WORK TO BE COMPLETED =>
Scan the data below for the string "implementation". Show every line where it turns up.

DATA FOR THIS EXERCISE =>
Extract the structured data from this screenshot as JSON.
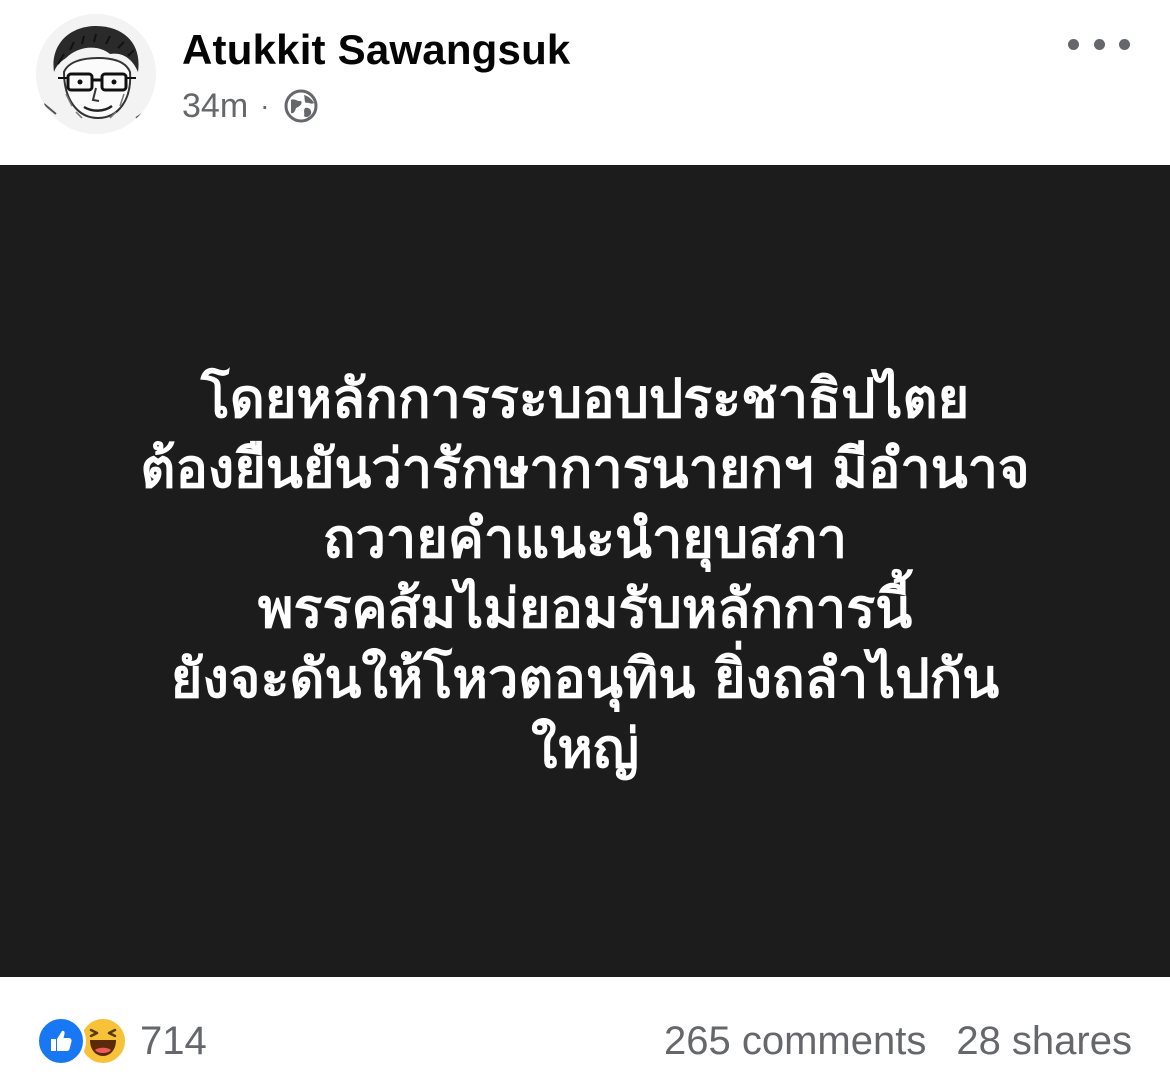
{
  "post": {
    "author": "Atukkit Sawangsuk",
    "time": "34m",
    "separator": "·",
    "audience_icon": "globe-icon",
    "more_icon": "more-options-icon"
  },
  "image_text": [
    "โดยหลักการระบอบประชาธิปไตย",
    "ต้องยืนยันว่ารักษาการนายกฯ มีอำนาจ",
    "ถวายคำแนะนำยุบสภา",
    "พรรคส้มไม่ยอมรับหลักการนี้",
    "ยังจะดันให้โหวตอนุทิน ยิ่งถลำไปกัน",
    "ใหญ่"
  ],
  "footer": {
    "reaction_icons": [
      "like-icon",
      "haha-icon"
    ],
    "reaction_count": "714",
    "comments": "265 comments",
    "shares": "28 shares"
  },
  "colors": {
    "image_background": "#1c1c1c",
    "like_blue": "#1877f2",
    "haha_yellow": "#f7c138",
    "meta_gray": "#65676b"
  }
}
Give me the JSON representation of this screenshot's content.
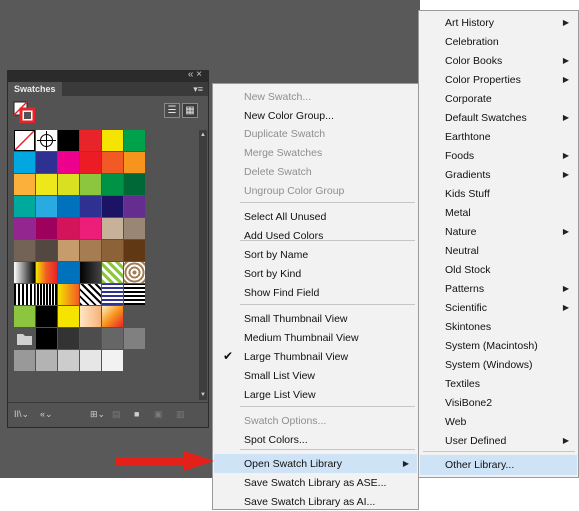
{
  "panel": {
    "tab_label": "Swatches",
    "window_buttons": "« ×",
    "menu_icon": "▾≡"
  },
  "swatches": {
    "colors": [
      [
        "none",
        "registration",
        "#000000",
        "#e8232a",
        "#f5e400",
        "#00a14b"
      ],
      [
        "#00a7e1",
        "#2e3192",
        "#ec008c",
        "#ed1c24",
        "#f15a24",
        "#f7941d"
      ],
      [
        "#fbb03b",
        "#ede71b",
        "#d9e021",
        "#8cc63f",
        "#009245",
        "#006837"
      ],
      [
        "#00a99d",
        "#29abe2",
        "#0071bc",
        "#2e3192",
        "#1b1464",
        "#662d91"
      ],
      [
        "#93278f",
        "#9e005d",
        "#d4145a",
        "#ed1e79",
        "#c7b299",
        "#998675"
      ],
      [
        "#736357",
        "#534741",
        "#c69c6d",
        "#a67c52",
        "#8c6239",
        "#603813"
      ],
      [
        "gradient-bw",
        "gradient-rainbow",
        "#0071bc",
        "gradient-black",
        "pattern-leaf",
        "pattern-swirl"
      ],
      [
        "pattern-stripes",
        "pattern-stripes2",
        "gradient-orange",
        "pattern-diag",
        "pattern-blue",
        "pattern-grid"
      ],
      [
        "#8cc63f",
        "#000000",
        "#f5e400",
        "gradient-peach",
        "gradient-sunset",
        ""
      ],
      [
        "folder",
        "#000000",
        "#333333",
        "#4d4d4d",
        "#666666",
        "#808080"
      ],
      [
        "#999999",
        "#b3b3b3",
        "#cccccc",
        "#e6e6e6",
        "#f2f2f2",
        ""
      ]
    ]
  },
  "flyout": {
    "items": [
      {
        "label": "New Swatch...",
        "disabled": true
      },
      {
        "label": "New Color Group...",
        "disabled": false
      },
      {
        "label": "Duplicate Swatch",
        "disabled": true
      },
      {
        "label": "Merge Swatches",
        "disabled": true
      },
      {
        "label": "Delete Swatch",
        "disabled": true
      },
      {
        "label": "Ungroup Color Group",
        "disabled": true
      },
      {
        "label": "Select All Unused",
        "disabled": false
      },
      {
        "label": "Add Used Colors",
        "disabled": false
      },
      {
        "label": "Sort by Name",
        "disabled": false
      },
      {
        "label": "Sort by Kind",
        "disabled": false
      },
      {
        "label": "Show Find Field",
        "disabled": false
      },
      {
        "label": "Small Thumbnail View",
        "disabled": false
      },
      {
        "label": "Medium Thumbnail View",
        "disabled": false
      },
      {
        "label": "Large Thumbnail View",
        "disabled": false,
        "checked": true
      },
      {
        "label": "Small List View",
        "disabled": false
      },
      {
        "label": "Large List View",
        "disabled": false
      },
      {
        "label": "Swatch Options...",
        "disabled": true
      },
      {
        "label": "Spot Colors...",
        "disabled": false
      },
      {
        "label": "Open Swatch Library",
        "disabled": false,
        "highlighted": true
      },
      {
        "label": "Save Swatch Library as ASE...",
        "disabled": false
      },
      {
        "label": "Save Swatch Library as AI...",
        "disabled": false
      }
    ],
    "check_mark": "✔",
    "submenu_arrow": "▶"
  },
  "library": {
    "items": [
      {
        "label": "Art History",
        "arrow": true
      },
      {
        "label": "Celebration",
        "arrow": false
      },
      {
        "label": "Color Books",
        "arrow": true
      },
      {
        "label": "Color Properties",
        "arrow": true
      },
      {
        "label": "Corporate",
        "arrow": false
      },
      {
        "label": "Default Swatches",
        "arrow": true
      },
      {
        "label": "Earthtone",
        "arrow": false
      },
      {
        "label": "Foods",
        "arrow": true
      },
      {
        "label": "Gradients",
        "arrow": true
      },
      {
        "label": "Kids Stuff",
        "arrow": false
      },
      {
        "label": "Metal",
        "arrow": false
      },
      {
        "label": "Nature",
        "arrow": true
      },
      {
        "label": "Neutral",
        "arrow": false
      },
      {
        "label": "Old Stock",
        "arrow": false
      },
      {
        "label": "Patterns",
        "arrow": true
      },
      {
        "label": "Scientific",
        "arrow": true
      },
      {
        "label": "Skintones",
        "arrow": false
      },
      {
        "label": "System (Macintosh)",
        "arrow": false
      },
      {
        "label": "System (Windows)",
        "arrow": false
      },
      {
        "label": "Textiles",
        "arrow": false
      },
      {
        "label": "VisiBone2",
        "arrow": false
      },
      {
        "label": "Web",
        "arrow": false
      },
      {
        "label": "User Defined",
        "arrow": true
      },
      {
        "label": "Other Library...",
        "arrow": false,
        "highlighted": true
      }
    ]
  },
  "annotation": {
    "arrow_color": "#e32119"
  }
}
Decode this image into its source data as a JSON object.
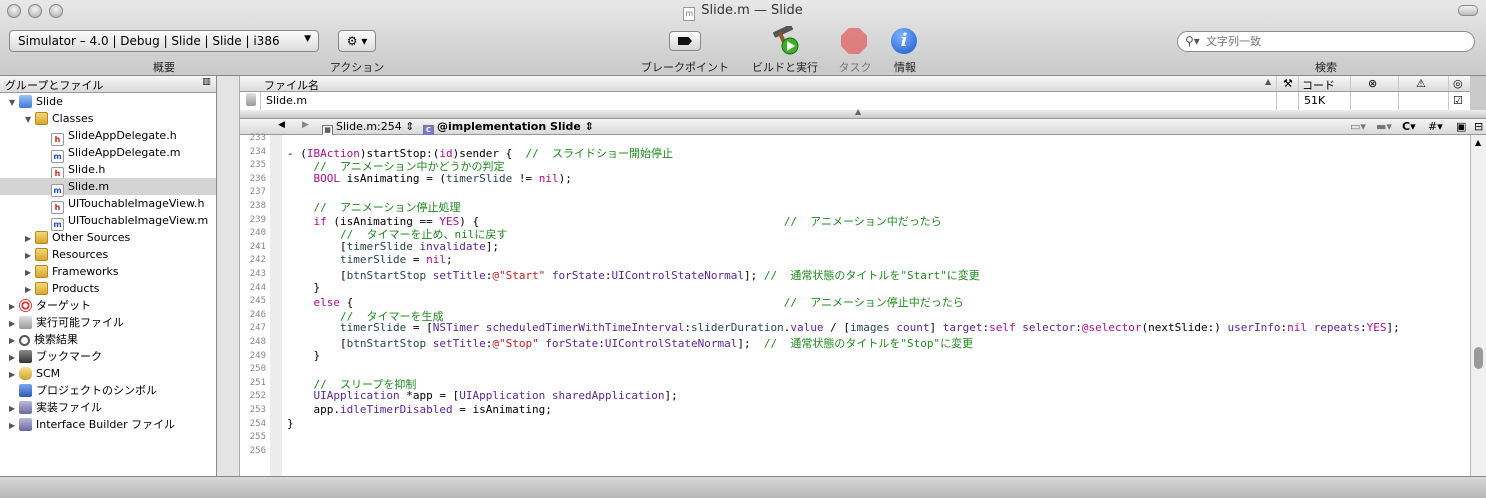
{
  "window": {
    "title": "Slide.m — Slide"
  },
  "toolbar": {
    "scheme_value": "Simulator – 4.0 | Debug | Slide | Slide | i386",
    "scheme_label": "概要",
    "action_label": "アクション",
    "breakpoints_label": "ブレークポイント",
    "build_label": "ビルドと実行",
    "tasks_label": "タスク",
    "info_label": "情報",
    "search_placeholder": "文字列一致",
    "search_label": "検索"
  },
  "sidebar": {
    "header": "グループとファイル",
    "items": [
      {
        "label": "Slide",
        "icon": "project-icon",
        "level": 0,
        "disc": "▼"
      },
      {
        "label": "Classes",
        "icon": "folder-icon",
        "level": 1,
        "disc": "▼"
      },
      {
        "label": "SlideAppDelegate.h",
        "icon": "header-file-icon",
        "level": 2,
        "disc": ""
      },
      {
        "label": "SlideAppDelegate.m",
        "icon": "m-file-icon",
        "level": 2,
        "disc": ""
      },
      {
        "label": "Slide.h",
        "icon": "header-file-icon",
        "level": 2,
        "disc": ""
      },
      {
        "label": "Slide.m",
        "icon": "m-file-icon",
        "level": 2,
        "disc": "",
        "selected": true
      },
      {
        "label": "UITouchableImageView.h",
        "icon": "header-file-icon",
        "level": 2,
        "disc": ""
      },
      {
        "label": "UITouchableImageView.m",
        "icon": "m-file-icon",
        "level": 2,
        "disc": ""
      },
      {
        "label": "Other Sources",
        "icon": "folder-icon",
        "level": 1,
        "disc": "▶"
      },
      {
        "label": "Resources",
        "icon": "folder-icon",
        "level": 1,
        "disc": "▶"
      },
      {
        "label": "Frameworks",
        "icon": "folder-icon",
        "level": 1,
        "disc": "▶"
      },
      {
        "label": "Products",
        "icon": "folder-icon",
        "level": 1,
        "disc": "▶"
      },
      {
        "label": "ターゲット",
        "icon": "target-icon",
        "level": 0,
        "disc": "▶"
      },
      {
        "label": "実行可能ファイル",
        "icon": "executable-icon",
        "level": 0,
        "disc": "▶"
      },
      {
        "label": "検索結果",
        "icon": "search-results-icon",
        "level": 0,
        "disc": "▶"
      },
      {
        "label": "ブックマーク",
        "icon": "bookmark-icon",
        "level": 0,
        "disc": "▶"
      },
      {
        "label": "SCM",
        "icon": "scm-icon",
        "level": 0,
        "disc": "▶"
      },
      {
        "label": "プロジェクトのシンボル",
        "icon": "symbols-icon",
        "level": 0,
        "disc": ""
      },
      {
        "label": "実装ファイル",
        "icon": "implementation-files-icon",
        "level": 0,
        "disc": "▶"
      },
      {
        "label": "Interface Builder ファイル",
        "icon": "ib-files-icon",
        "level": 0,
        "disc": "▶"
      }
    ]
  },
  "file_list": {
    "columns": {
      "name": "ファイル名",
      "code": "コード"
    },
    "rows": [
      {
        "name": "Slide.m",
        "code": "51K"
      }
    ]
  },
  "navbar": {
    "file_position": "Slide.m:254",
    "symbol": "@implementation Slide"
  },
  "editor": {
    "lines": [
      {
        "n": "233",
        "html": ""
      },
      {
        "n": "234",
        "html": "- (<span class=\"kw\">IBAction</span>)startStop:(<span class=\"kw\">id</span>)sender {  <span class=\"cmt\">//  スライドショー開始停止</span>"
      },
      {
        "n": "235",
        "html": "    <span class=\"cmt\">//  アニメーション中かどうかの判定</span>"
      },
      {
        "n": "236",
        "html": "    <span class=\"kw\">BOOL</span> isAnimating = (<span class=\"mth\">timerSlide</span> != <span class=\"kw\">nil</span>);"
      },
      {
        "n": "237",
        "html": ""
      },
      {
        "n": "238",
        "html": "    <span class=\"cmt\">//  アニメーション停止処理</span>"
      },
      {
        "n": "239",
        "html": "    <span class=\"kw\">if</span> (isAnimating == <span class=\"kw\">YES</span>) {                                              <span class=\"cmt\">//  アニメーション中だったら</span>"
      },
      {
        "n": "240",
        "html": "        <span class=\"cmt\">//  タイマーを止め、nilに戻す</span>"
      },
      {
        "n": "241",
        "html": "        [<span class=\"mth\">timerSlide</span> <span class=\"cls\">invalidate</span>];"
      },
      {
        "n": "242",
        "html": "        <span class=\"mth\">timerSlide</span> = <span class=\"kw\">nil</span>;"
      },
      {
        "n": "243",
        "html": "        [<span class=\"mth\">btnStartStop</span> <span class=\"cls\">setTitle</span>:<span class=\"str\">@\"Start\"</span> <span class=\"cls\">forState</span>:<span class=\"cls\">UIControlStateNormal</span>]; <span class=\"cmt\">//  通常状態のタイトルを\"Start\"に変更</span>"
      },
      {
        "n": "244",
        "html": "    }"
      },
      {
        "n": "245",
        "html": "    <span class=\"kw\">else</span> {                                                                 <span class=\"cmt\">//  アニメーション停止中だったら</span>"
      },
      {
        "n": "246",
        "html": "        <span class=\"cmt\">//  タイマーを生成</span>"
      },
      {
        "n": "247",
        "html": "        <span class=\"mth\">timerSlide</span> = [<span class=\"cls\">NSTimer</span> <span class=\"cls\">scheduledTimerWithTimeInterval</span>:<span class=\"mth\">sliderDuration</span>.<span class=\"cls\">value</span> / [<span class=\"mth\">images</span> <span class=\"cls\">count</span>] <span class=\"cls\">target</span>:<span class=\"kw\">self</span> <span class=\"cls\">selector</span>:<span class=\"kw\">@selector</span>(nextSlide:) <span class=\"cls\">userInfo</span>:<span class=\"kw\">nil</span> <span class=\"cls\">repeats</span>:<span class=\"kw\">YES</span>];"
      },
      {
        "n": "248",
        "html": "        [<span class=\"mth\">btnStartStop</span> <span class=\"cls\">setTitle</span>:<span class=\"str\">@\"Stop\"</span> <span class=\"cls\">forState</span>:<span class=\"cls\">UIControlStateNormal</span>];  <span class=\"cmt\">//  通常状態のタイトルを\"Stop\"に変更</span>"
      },
      {
        "n": "249",
        "html": "    }"
      },
      {
        "n": "250",
        "html": ""
      },
      {
        "n": "251",
        "html": "    <span class=\"cmt\">//  スリープを抑制</span>"
      },
      {
        "n": "252",
        "html": "    <span class=\"cls\">UIApplication</span> *app = [<span class=\"cls\">UIApplication</span> <span class=\"cls\">sharedApplication</span>];"
      },
      {
        "n": "253",
        "html": "    app.<span class=\"cls\">idleTimerDisabled</span> = isAnimating;"
      },
      {
        "n": "254",
        "html": "}"
      },
      {
        "n": "255",
        "html": ""
      },
      {
        "n": "256",
        "html": ""
      }
    ]
  }
}
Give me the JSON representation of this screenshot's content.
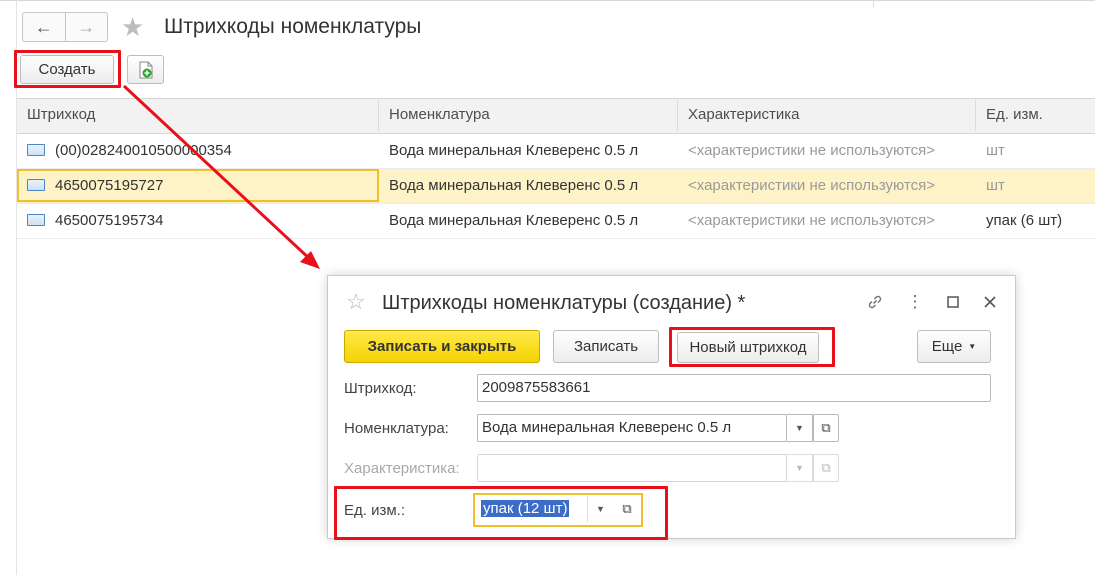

REPLY =>
        "icon": "implementation-files-icon",
    "symbol": "@implementation Slide"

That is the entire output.